> **Requirement**
Reproduce the data exactly and drop any pictures it holds.

Dataset entries on figures
— Start —

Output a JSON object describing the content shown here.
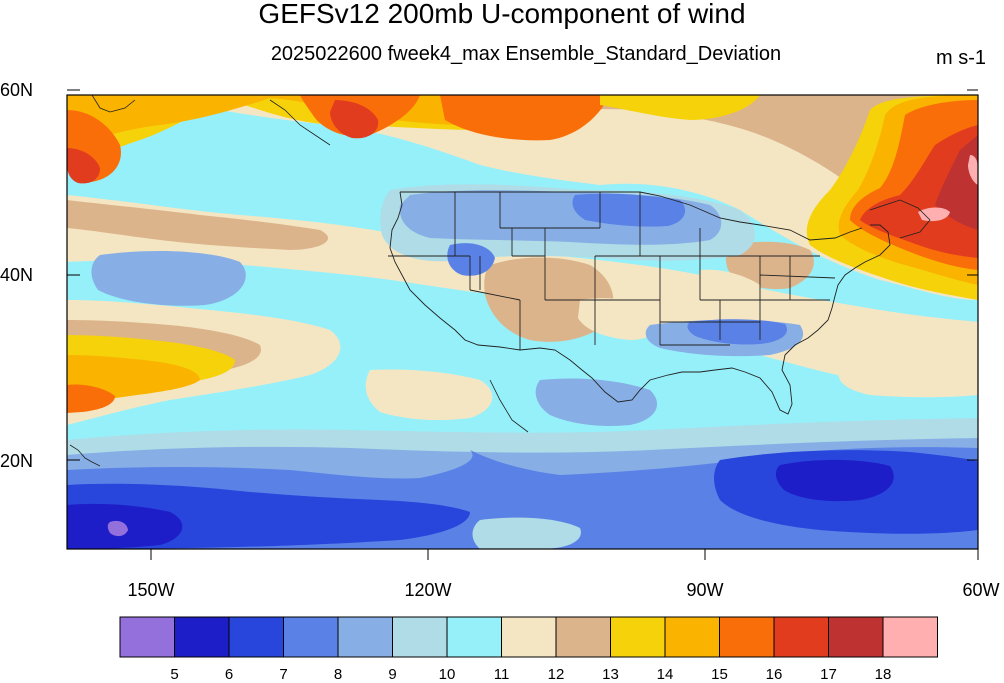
{
  "title": "GEFSv12 200mb U-component of wind",
  "subtitle": "2025022600 fweek4_max Ensemble_Standard_Deviation",
  "units": "m s-1",
  "lat_labels": [
    "60N",
    "40N",
    "20N"
  ],
  "lon_labels": [
    "150W",
    "120W",
    "90W",
    "60W"
  ],
  "colorbar": {
    "labels": [
      "5",
      "6",
      "7",
      "8",
      "9",
      "10",
      "11",
      "12",
      "13",
      "14",
      "15",
      "16",
      "17",
      "18"
    ],
    "colors": [
      "#9370db",
      "#1e1ec8",
      "#2846dc",
      "#5a82e6",
      "#87afe6",
      "#afdce6",
      "#96f0fa",
      "#f5e6c3",
      "#dcb48c",
      "#f5d20a",
      "#fab400",
      "#fa6e0a",
      "#e13c1e",
      "#be3232",
      "#ffafaf"
    ]
  },
  "map": {
    "colors": {
      "lav": "#9370db",
      "db": "#1e1ec8",
      "b": "#2846dc",
      "mb": "#5a82e6",
      "lb": "#87afe6",
      "vl": "#afdce6",
      "cy": "#96f0fa",
      "cr": "#f5e6c3",
      "tn": "#dcb48c",
      "ye": "#f5d20a",
      "or": "#fab400",
      "do": "#fa6e0a",
      "rd": "#e13c1e",
      "dr": "#be3232",
      "pk": "#ffafaf"
    }
  }
}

— End —

> **Full response**
Output a JSON object describing the content shown here.
{
  "title": "GEFSv12 200mb U-component of wind",
  "subtitle": "2025022600 fweek4_max Ensemble_Standard_Deviation",
  "units": "m s-1",
  "lat_labels": [
    "60N",
    "40N",
    "20N"
  ],
  "lon_labels": [
    "150W",
    "120W",
    "90W",
    "60W"
  ],
  "colorbar": {
    "labels": [
      "5",
      "6",
      "7",
      "8",
      "9",
      "10",
      "11",
      "12",
      "13",
      "14",
      "15",
      "16",
      "17",
      "18"
    ],
    "colors": [
      "#9370db",
      "#1e1ec8",
      "#2846dc",
      "#5a82e6",
      "#87afe6",
      "#afdce6",
      "#96f0fa",
      "#f5e6c3",
      "#dcb48c",
      "#f5d20a",
      "#fab400",
      "#fa6e0a",
      "#e13c1e",
      "#be3232",
      "#ffafaf"
    ]
  },
  "map": {
    "colors": {
      "lav": "#9370db",
      "db": "#1e1ec8",
      "b": "#2846dc",
      "mb": "#5a82e6",
      "lb": "#87afe6",
      "vl": "#afdce6",
      "cy": "#96f0fa",
      "cr": "#f5e6c3",
      "tn": "#dcb48c",
      "ye": "#f5d20a",
      "or": "#fab400",
      "do": "#fa6e0a",
      "rd": "#e13c1e",
      "dr": "#be3232",
      "pk": "#ffafaf"
    }
  }
}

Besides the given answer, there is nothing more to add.